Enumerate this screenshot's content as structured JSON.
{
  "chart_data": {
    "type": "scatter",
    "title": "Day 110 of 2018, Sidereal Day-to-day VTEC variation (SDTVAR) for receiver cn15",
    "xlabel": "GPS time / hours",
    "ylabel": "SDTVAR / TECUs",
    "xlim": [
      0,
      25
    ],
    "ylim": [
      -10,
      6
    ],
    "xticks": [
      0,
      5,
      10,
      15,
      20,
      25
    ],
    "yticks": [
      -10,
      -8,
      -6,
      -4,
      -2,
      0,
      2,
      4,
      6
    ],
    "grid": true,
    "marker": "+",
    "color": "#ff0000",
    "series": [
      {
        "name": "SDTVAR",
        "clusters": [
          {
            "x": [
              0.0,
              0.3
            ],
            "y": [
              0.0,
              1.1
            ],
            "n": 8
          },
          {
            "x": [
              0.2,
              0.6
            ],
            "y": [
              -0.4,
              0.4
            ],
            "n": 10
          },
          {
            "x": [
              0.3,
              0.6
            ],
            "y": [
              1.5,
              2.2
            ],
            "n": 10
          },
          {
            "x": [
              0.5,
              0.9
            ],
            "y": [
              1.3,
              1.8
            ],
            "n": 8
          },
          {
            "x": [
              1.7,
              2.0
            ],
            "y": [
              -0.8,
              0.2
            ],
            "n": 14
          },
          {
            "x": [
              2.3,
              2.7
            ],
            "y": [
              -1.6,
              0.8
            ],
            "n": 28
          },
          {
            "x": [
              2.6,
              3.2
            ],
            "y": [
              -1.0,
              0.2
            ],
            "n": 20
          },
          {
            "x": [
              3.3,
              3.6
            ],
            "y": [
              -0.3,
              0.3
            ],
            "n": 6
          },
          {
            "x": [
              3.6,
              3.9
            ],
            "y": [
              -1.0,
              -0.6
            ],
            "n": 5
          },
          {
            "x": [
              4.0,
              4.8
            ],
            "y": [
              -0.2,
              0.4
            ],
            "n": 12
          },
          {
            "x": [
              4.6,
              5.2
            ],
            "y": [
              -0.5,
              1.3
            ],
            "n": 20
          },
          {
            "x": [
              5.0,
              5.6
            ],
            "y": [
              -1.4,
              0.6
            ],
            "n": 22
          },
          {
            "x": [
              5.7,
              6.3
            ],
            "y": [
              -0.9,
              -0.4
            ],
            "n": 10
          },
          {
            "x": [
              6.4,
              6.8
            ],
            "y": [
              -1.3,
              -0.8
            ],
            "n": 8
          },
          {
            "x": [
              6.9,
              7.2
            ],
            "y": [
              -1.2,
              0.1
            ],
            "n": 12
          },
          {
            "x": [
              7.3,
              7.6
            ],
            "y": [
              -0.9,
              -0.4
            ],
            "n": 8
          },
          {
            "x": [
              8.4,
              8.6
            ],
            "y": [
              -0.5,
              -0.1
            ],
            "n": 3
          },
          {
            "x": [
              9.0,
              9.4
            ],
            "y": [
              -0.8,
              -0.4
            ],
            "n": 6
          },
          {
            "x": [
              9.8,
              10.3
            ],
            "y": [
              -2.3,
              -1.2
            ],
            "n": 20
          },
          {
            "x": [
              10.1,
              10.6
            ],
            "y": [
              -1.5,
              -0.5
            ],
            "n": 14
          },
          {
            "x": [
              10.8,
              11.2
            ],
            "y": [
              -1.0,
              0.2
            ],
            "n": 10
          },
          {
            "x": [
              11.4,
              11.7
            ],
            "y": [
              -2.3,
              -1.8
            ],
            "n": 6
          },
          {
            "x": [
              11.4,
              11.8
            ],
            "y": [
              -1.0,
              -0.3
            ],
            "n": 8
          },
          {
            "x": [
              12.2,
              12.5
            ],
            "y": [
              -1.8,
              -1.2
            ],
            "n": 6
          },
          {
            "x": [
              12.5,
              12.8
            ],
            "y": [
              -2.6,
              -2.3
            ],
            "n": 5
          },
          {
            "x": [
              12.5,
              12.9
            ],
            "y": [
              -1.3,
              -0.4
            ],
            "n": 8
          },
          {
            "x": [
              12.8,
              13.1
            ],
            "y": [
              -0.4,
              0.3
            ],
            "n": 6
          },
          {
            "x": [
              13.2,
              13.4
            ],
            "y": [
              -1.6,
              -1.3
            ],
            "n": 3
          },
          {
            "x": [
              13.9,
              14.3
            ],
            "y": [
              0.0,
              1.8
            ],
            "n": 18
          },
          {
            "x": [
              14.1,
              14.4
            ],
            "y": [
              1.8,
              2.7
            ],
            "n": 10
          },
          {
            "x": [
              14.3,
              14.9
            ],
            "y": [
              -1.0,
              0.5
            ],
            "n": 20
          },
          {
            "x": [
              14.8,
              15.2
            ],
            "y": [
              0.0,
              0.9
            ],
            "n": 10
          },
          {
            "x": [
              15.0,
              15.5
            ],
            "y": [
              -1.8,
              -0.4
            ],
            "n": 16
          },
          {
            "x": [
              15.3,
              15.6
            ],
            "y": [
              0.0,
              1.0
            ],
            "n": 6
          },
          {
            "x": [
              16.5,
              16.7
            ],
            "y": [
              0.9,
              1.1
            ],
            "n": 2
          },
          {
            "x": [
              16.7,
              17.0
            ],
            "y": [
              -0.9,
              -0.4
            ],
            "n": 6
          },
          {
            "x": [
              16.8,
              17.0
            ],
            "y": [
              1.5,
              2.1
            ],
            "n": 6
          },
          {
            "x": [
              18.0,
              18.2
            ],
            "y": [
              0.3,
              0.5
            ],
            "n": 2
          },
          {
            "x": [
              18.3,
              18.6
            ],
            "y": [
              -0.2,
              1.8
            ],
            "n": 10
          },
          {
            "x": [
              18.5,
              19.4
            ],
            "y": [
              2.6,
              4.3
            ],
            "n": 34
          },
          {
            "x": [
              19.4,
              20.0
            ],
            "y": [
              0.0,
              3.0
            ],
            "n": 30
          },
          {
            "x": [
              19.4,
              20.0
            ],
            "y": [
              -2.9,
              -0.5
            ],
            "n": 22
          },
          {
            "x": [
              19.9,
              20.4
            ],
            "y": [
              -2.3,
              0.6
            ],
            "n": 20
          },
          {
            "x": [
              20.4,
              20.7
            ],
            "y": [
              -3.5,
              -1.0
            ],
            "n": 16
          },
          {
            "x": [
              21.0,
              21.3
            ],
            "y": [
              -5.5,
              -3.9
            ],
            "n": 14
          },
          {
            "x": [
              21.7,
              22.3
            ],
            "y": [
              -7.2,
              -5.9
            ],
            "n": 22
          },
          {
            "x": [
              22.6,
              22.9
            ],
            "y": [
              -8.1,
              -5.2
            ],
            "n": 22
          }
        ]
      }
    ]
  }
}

==*==

**Set problem:** Make an exact copy of every line in the data.

**Exercise solution:**
Enumerate this screenshot's content as structured JSON.
{
  "chart_data": {
    "type": "scatter",
    "title": "Day 110 of 2018, Sidereal Day-to-day VTEC variation (SDTVAR) for receiver cn15",
    "xlabel": "GPS time / hours",
    "ylabel": "SDTVAR / TECUs",
    "xlim": [
      0,
      25
    ],
    "ylim": [
      -10,
      6
    ],
    "xticks": [
      0,
      5,
      10,
      15,
      20,
      25
    ],
    "yticks": [
      -10,
      -8,
      -6,
      -4,
      -2,
      0,
      2,
      4,
      6
    ],
    "grid": true,
    "marker": "+",
    "color": "#ff0000",
    "series": [
      {
        "name": "SDTVAR",
        "clusters": [
          {
            "x": [
              0.0,
              0.3
            ],
            "y": [
              0.0,
              1.1
            ],
            "n": 8
          },
          {
            "x": [
              0.2,
              0.6
            ],
            "y": [
              -0.4,
              0.4
            ],
            "n": 10
          },
          {
            "x": [
              0.3,
              0.6
            ],
            "y": [
              1.5,
              2.2
            ],
            "n": 10
          },
          {
            "x": [
              0.5,
              0.9
            ],
            "y": [
              1.3,
              1.8
            ],
            "n": 8
          },
          {
            "x": [
              1.7,
              2.0
            ],
            "y": [
              -0.8,
              0.2
            ],
            "n": 14
          },
          {
            "x": [
              2.3,
              2.7
            ],
            "y": [
              -1.6,
              0.8
            ],
            "n": 28
          },
          {
            "x": [
              2.6,
              3.2
            ],
            "y": [
              -1.0,
              0.2
            ],
            "n": 20
          },
          {
            "x": [
              3.3,
              3.6
            ],
            "y": [
              -0.3,
              0.3
            ],
            "n": 6
          },
          {
            "x": [
              3.6,
              3.9
            ],
            "y": [
              -1.0,
              -0.6
            ],
            "n": 5
          },
          {
            "x": [
              4.0,
              4.8
            ],
            "y": [
              -0.2,
              0.4
            ],
            "n": 12
          },
          {
            "x": [
              4.6,
              5.2
            ],
            "y": [
              -0.5,
              1.3
            ],
            "n": 20
          },
          {
            "x": [
              5.0,
              5.6
            ],
            "y": [
              -1.4,
              0.6
            ],
            "n": 22
          },
          {
            "x": [
              5.7,
              6.3
            ],
            "y": [
              -0.9,
              -0.4
            ],
            "n": 10
          },
          {
            "x": [
              6.4,
              6.8
            ],
            "y": [
              -1.3,
              -0.8
            ],
            "n": 8
          },
          {
            "x": [
              6.9,
              7.2
            ],
            "y": [
              -1.2,
              0.1
            ],
            "n": 12
          },
          {
            "x": [
              7.3,
              7.6
            ],
            "y": [
              -0.9,
              -0.4
            ],
            "n": 8
          },
          {
            "x": [
              8.4,
              8.6
            ],
            "y": [
              -0.5,
              -0.1
            ],
            "n": 3
          },
          {
            "x": [
              9.0,
              9.4
            ],
            "y": [
              -0.8,
              -0.4
            ],
            "n": 6
          },
          {
            "x": [
              9.8,
              10.3
            ],
            "y": [
              -2.3,
              -1.2
            ],
            "n": 20
          },
          {
            "x": [
              10.1,
              10.6
            ],
            "y": [
              -1.5,
              -0.5
            ],
            "n": 14
          },
          {
            "x": [
              10.8,
              11.2
            ],
            "y": [
              -1.0,
              0.2
            ],
            "n": 10
          },
          {
            "x": [
              11.4,
              11.7
            ],
            "y": [
              -2.3,
              -1.8
            ],
            "n": 6
          },
          {
            "x": [
              11.4,
              11.8
            ],
            "y": [
              -1.0,
              -0.3
            ],
            "n": 8
          },
          {
            "x": [
              12.2,
              12.5
            ],
            "y": [
              -1.8,
              -1.2
            ],
            "n": 6
          },
          {
            "x": [
              12.5,
              12.8
            ],
            "y": [
              -2.6,
              -2.3
            ],
            "n": 5
          },
          {
            "x": [
              12.5,
              12.9
            ],
            "y": [
              -1.3,
              -0.4
            ],
            "n": 8
          },
          {
            "x": [
              12.8,
              13.1
            ],
            "y": [
              -0.4,
              0.3
            ],
            "n": 6
          },
          {
            "x": [
              13.2,
              13.4
            ],
            "y": [
              -1.6,
              -1.3
            ],
            "n": 3
          },
          {
            "x": [
              13.9,
              14.3
            ],
            "y": [
              0.0,
              1.8
            ],
            "n": 18
          },
          {
            "x": [
              14.1,
              14.4
            ],
            "y": [
              1.8,
              2.7
            ],
            "n": 10
          },
          {
            "x": [
              14.3,
              14.9
            ],
            "y": [
              -1.0,
              0.5
            ],
            "n": 20
          },
          {
            "x": [
              14.8,
              15.2
            ],
            "y": [
              0.0,
              0.9
            ],
            "n": 10
          },
          {
            "x": [
              15.0,
              15.5
            ],
            "y": [
              -1.8,
              -0.4
            ],
            "n": 16
          },
          {
            "x": [
              15.3,
              15.6
            ],
            "y": [
              0.0,
              1.0
            ],
            "n": 6
          },
          {
            "x": [
              16.5,
              16.7
            ],
            "y": [
              0.9,
              1.1
            ],
            "n": 2
          },
          {
            "x": [
              16.7,
              17.0
            ],
            "y": [
              -0.9,
              -0.4
            ],
            "n": 6
          },
          {
            "x": [
              16.8,
              17.0
            ],
            "y": [
              1.5,
              2.1
            ],
            "n": 6
          },
          {
            "x": [
              18.0,
              18.2
            ],
            "y": [
              0.3,
              0.5
            ],
            "n": 2
          },
          {
            "x": [
              18.3,
              18.6
            ],
            "y": [
              -0.2,
              1.8
            ],
            "n": 10
          },
          {
            "x": [
              18.5,
              19.4
            ],
            "y": [
              2.6,
              4.3
            ],
            "n": 34
          },
          {
            "x": [
              19.4,
              20.0
            ],
            "y": [
              0.0,
              3.0
            ],
            "n": 30
          },
          {
            "x": [
              19.4,
              20.0
            ],
            "y": [
              -2.9,
              -0.5
            ],
            "n": 22
          },
          {
            "x": [
              19.9,
              20.4
            ],
            "y": [
              -2.3,
              0.6
            ],
            "n": 20
          },
          {
            "x": [
              20.4,
              20.7
            ],
            "y": [
              -3.5,
              -1.0
            ],
            "n": 16
          },
          {
            "x": [
              21.0,
              21.3
            ],
            "y": [
              -5.5,
              -3.9
            ],
            "n": 14
          },
          {
            "x": [
              21.7,
              22.3
            ],
            "y": [
              -7.2,
              -5.9
            ],
            "n": 22
          },
          {
            "x": [
              22.6,
              22.9
            ],
            "y": [
              -8.1,
              -5.2
            ],
            "n": 22
          }
        ]
      }
    ]
  }
}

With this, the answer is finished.